Work instructions »
Produce the listing below again, exactly as shown.

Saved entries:
= = = = = = =

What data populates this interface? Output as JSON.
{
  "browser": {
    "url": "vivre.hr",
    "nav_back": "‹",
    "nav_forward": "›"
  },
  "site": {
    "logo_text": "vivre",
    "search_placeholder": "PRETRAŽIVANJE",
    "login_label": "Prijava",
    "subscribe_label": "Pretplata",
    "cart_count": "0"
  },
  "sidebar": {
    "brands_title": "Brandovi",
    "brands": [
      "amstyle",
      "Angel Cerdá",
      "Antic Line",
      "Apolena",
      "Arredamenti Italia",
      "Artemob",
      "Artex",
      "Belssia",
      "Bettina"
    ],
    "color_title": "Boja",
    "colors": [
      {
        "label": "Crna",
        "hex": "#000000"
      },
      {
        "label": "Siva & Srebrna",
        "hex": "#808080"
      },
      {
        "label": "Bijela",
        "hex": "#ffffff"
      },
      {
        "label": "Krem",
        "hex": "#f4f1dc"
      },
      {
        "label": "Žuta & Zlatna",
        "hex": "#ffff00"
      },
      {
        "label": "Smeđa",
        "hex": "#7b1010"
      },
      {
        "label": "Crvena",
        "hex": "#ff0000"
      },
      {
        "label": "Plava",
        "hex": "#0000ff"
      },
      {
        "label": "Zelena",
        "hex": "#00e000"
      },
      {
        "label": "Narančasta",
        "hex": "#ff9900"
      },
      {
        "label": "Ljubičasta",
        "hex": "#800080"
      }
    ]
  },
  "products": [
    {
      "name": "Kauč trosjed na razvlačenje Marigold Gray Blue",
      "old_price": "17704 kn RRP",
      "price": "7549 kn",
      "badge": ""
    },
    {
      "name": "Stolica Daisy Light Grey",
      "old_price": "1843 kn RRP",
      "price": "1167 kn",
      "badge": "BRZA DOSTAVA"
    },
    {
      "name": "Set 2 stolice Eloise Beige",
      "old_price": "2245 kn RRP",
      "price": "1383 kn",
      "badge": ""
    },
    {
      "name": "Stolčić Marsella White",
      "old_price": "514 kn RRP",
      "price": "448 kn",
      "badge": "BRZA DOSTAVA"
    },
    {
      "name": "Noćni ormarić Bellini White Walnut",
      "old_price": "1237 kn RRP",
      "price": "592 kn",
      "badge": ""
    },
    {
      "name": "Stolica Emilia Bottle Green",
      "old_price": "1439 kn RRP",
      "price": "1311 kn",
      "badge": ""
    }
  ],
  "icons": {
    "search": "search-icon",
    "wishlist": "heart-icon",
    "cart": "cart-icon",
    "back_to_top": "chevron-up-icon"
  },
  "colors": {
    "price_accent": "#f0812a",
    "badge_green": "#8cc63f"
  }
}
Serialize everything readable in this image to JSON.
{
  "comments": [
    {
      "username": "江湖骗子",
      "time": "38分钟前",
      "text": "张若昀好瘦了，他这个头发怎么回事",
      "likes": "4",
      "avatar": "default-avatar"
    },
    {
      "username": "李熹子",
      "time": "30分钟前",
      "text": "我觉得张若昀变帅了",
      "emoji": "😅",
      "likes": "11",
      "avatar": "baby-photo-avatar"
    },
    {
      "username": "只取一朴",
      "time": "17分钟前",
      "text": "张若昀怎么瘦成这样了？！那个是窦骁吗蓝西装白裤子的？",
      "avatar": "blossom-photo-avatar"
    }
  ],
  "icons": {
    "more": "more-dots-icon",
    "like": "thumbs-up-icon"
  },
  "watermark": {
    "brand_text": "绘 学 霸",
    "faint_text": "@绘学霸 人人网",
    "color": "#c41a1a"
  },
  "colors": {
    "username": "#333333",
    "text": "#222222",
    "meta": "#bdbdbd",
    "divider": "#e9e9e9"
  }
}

= = = = = = =

Exercise answer »
What data populates this interface? Output as JSON.
{
  "browser": {
    "url": "vivre.hr",
    "nav_back": "‹",
    "nav_forward": "›"
  },
  "site": {
    "logo_text": "vivre",
    "search_placeholder": "PRETRAŽIVANJE",
    "login_label": "Prijava",
    "subscribe_label": "Pretplata",
    "cart_count": "0"
  },
  "sidebar": {
    "brands_title": "Brandovi",
    "brands": [
      "amstyle",
      "Angel Cerdá",
      "Antic Line",
      "Apolena",
      "Arredamenti Italia",
      "Artemob",
      "Artex",
      "Belssia",
      "Bettina"
    ],
    "color_title": "Boja",
    "colors": [
      {
        "label": "Crna",
        "hex": "#000000"
      },
      {
        "label": "Siva & Srebrna",
        "hex": "#808080"
      },
      {
        "label": "Bijela",
        "hex": "#ffffff"
      },
      {
        "label": "Krem",
        "hex": "#f4f1dc"
      },
      {
        "label": "Žuta & Zlatna",
        "hex": "#ffff00"
      },
      {
        "label": "Smeđa",
        "hex": "#7b1010"
      },
      {
        "label": "Crvena",
        "hex": "#ff0000"
      },
      {
        "label": "Plava",
        "hex": "#0000ff"
      },
      {
        "label": "Zelena",
        "hex": "#00e000"
      },
      {
        "label": "Narančasta",
        "hex": "#ff9900"
      },
      {
        "label": "Ljubičasta",
        "hex": "#800080"
      }
    ]
  },
  "products": [
    {
      "name": "Kauč trosjed na razvlačenje Marigold Gray Blue",
      "old_price": "17704 kn RRP",
      "price": "7549 kn",
      "badge": ""
    },
    {
      "name": "Stolica Daisy Light Grey",
      "old_price": "1843 kn RRP",
      "price": "1167 kn",
      "badge": "BRZA DOSTAVA"
    },
    {
      "name": "Set 2 stolice Eloise Beige",
      "old_price": "2245 kn RRP",
      "price": "1383 kn",
      "badge": ""
    },
    {
      "name": "Stolčić Marsella White",
      "old_price": "514 kn RRP",
      "price": "448 kn",
      "badge": "BRZA DOSTAVA"
    },
    {
      "name": "Noćni ormarić Bellini White Walnut",
      "old_price": "1237 kn RRP",
      "price": "592 kn",
      "badge": ""
    },
    {
      "name": "Stolica Emilia Bottle Green",
      "old_price": "1439 kn RRP",
      "price": "1311 kn",
      "badge": ""
    }
  ],
  "icons": {
    "search": "search-icon",
    "wishlist": "heart-icon",
    "cart": "cart-icon",
    "back_to_top": "chevron-up-icon"
  },
  "colors": {
    "price_accent": "#f0812a",
    "badge_green": "#8cc63f"
  }
}
Serialize everything readable in this image to JSON.
{
  "comments": [
    {
      "username": "江湖骗子",
      "time": "38分钟前",
      "text": "张若昀好瘦了，他这个头发怎么回事",
      "likes": "4",
      "avatar": "default-avatar"
    },
    {
      "username": "李熹子",
      "time": "30分钟前",
      "text": "我觉得张若昀变帅了",
      "emoji": "😅",
      "likes": "11",
      "avatar": "baby-photo-avatar"
    },
    {
      "username": "只取一朴",
      "time": "17分钟前",
      "text": "张若昀怎么瘦成这样了？！那个是窦骁吗蓝西装白裤子的？",
      "avatar": "blossom-photo-avatar"
    }
  ],
  "icons": {
    "more": "more-dots-icon",
    "like": "thumbs-up-icon"
  },
  "watermark": {
    "brand_text": "绘 学 霸",
    "faint_text": "@绘学霸 人人网",
    "color": "#c41a1a"
  },
  "colors": {
    "username": "#333333",
    "text": "#222222",
    "meta": "#bdbdbd",
    "divider": "#e9e9e9"
  }
}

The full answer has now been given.